◆ **Exercise objective**
Reproduce every line of the listing below without altering a single character.

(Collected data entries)
★ ★ ★ ★ ★ ★ ★

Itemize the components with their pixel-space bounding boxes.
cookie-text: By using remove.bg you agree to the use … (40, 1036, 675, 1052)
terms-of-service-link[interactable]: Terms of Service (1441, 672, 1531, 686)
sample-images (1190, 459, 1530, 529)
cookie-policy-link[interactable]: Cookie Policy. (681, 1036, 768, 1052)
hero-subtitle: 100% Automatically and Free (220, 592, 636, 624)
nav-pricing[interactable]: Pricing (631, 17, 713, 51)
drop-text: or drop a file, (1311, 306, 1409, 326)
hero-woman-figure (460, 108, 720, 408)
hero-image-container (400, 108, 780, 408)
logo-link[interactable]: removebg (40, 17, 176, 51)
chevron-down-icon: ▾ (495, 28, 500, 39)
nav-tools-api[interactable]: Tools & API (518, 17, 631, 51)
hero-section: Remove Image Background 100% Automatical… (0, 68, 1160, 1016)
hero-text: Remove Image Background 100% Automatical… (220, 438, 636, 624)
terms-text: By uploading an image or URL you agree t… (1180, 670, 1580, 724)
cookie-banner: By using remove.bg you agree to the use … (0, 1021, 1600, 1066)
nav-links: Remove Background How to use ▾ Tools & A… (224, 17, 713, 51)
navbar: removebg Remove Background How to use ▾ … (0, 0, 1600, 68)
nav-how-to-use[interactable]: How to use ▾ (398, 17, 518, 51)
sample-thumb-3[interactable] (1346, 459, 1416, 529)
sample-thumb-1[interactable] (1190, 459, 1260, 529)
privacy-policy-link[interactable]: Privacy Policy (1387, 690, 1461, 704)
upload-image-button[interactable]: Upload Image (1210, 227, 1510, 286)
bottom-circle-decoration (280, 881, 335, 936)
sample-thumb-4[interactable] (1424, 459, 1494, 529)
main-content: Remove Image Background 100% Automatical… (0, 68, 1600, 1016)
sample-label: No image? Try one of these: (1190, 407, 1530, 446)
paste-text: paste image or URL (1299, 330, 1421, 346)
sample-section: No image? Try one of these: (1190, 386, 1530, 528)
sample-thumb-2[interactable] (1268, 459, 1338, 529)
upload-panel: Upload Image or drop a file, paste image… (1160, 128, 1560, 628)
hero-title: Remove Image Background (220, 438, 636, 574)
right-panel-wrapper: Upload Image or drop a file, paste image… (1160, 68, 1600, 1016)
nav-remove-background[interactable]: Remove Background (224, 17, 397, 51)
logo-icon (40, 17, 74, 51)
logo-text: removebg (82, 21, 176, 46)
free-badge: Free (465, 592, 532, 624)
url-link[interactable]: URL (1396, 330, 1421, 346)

★ ★ ★ ★ ★ ★ ★

◆ **Solution for this problem**
Itemize the components with their pixel-space bounding boxes.
cookie-text: By using remove.bg you agree to the use … (40, 1036, 675, 1052)
terms-of-service-link[interactable]: Terms of Service (1441, 672, 1531, 686)
sample-images (1190, 459, 1530, 529)
cookie-policy-link[interactable]: Cookie Policy. (681, 1036, 768, 1052)
hero-subtitle: 100% Automatically and Free (220, 592, 636, 624)
nav-pricing[interactable]: Pricing (631, 17, 713, 51)
drop-text: or drop a file, (1311, 306, 1409, 326)
hero-woman-figure (460, 108, 720, 408)
hero-image-container (400, 108, 780, 408)
logo-link[interactable]: removebg (40, 17, 176, 51)
chevron-down-icon: ▾ (495, 28, 500, 39)
nav-tools-api[interactable]: Tools & API (518, 17, 631, 51)
hero-section: Remove Image Background 100% Automatical… (0, 68, 1160, 1016)
hero-text: Remove Image Background 100% Automatical… (220, 438, 636, 624)
terms-text: By uploading an image or URL you agree t… (1180, 670, 1580, 724)
cookie-banner: By using remove.bg you agree to the use … (0, 1021, 1600, 1066)
nav-links: Remove Background How to use ▾ Tools & A… (224, 17, 713, 51)
navbar: removebg Remove Background How to use ▾ … (0, 0, 1600, 68)
nav-how-to-use[interactable]: How to use ▾ (398, 17, 518, 51)
sample-thumb-3[interactable] (1346, 459, 1416, 529)
sample-thumb-1[interactable] (1190, 459, 1260, 529)
privacy-policy-link[interactable]: Privacy Policy (1387, 690, 1461, 704)
upload-image-button[interactable]: Upload Image (1210, 227, 1510, 286)
bottom-circle-decoration (280, 881, 335, 936)
sample-thumb-4[interactable] (1424, 459, 1494, 529)
main-content: Remove Image Background 100% Automatical… (0, 68, 1600, 1016)
sample-label: No image? Try one of these: (1190, 407, 1530, 446)
paste-text: paste image or URL (1299, 330, 1421, 346)
sample-section: No image? Try one of these: (1190, 386, 1530, 528)
sample-thumb-2[interactable] (1268, 459, 1338, 529)
upload-panel: Upload Image or drop a file, paste image… (1160, 128, 1560, 628)
hero-title: Remove Image Background (220, 438, 636, 574)
right-panel-wrapper: Upload Image or drop a file, paste image… (1160, 68, 1600, 1016)
nav-remove-background[interactable]: Remove Background (224, 17, 397, 51)
logo-icon (40, 17, 74, 51)
logo-text: removebg (82, 21, 176, 46)
free-badge: Free (465, 592, 532, 624)
url-link[interactable]: URL (1396, 330, 1421, 346)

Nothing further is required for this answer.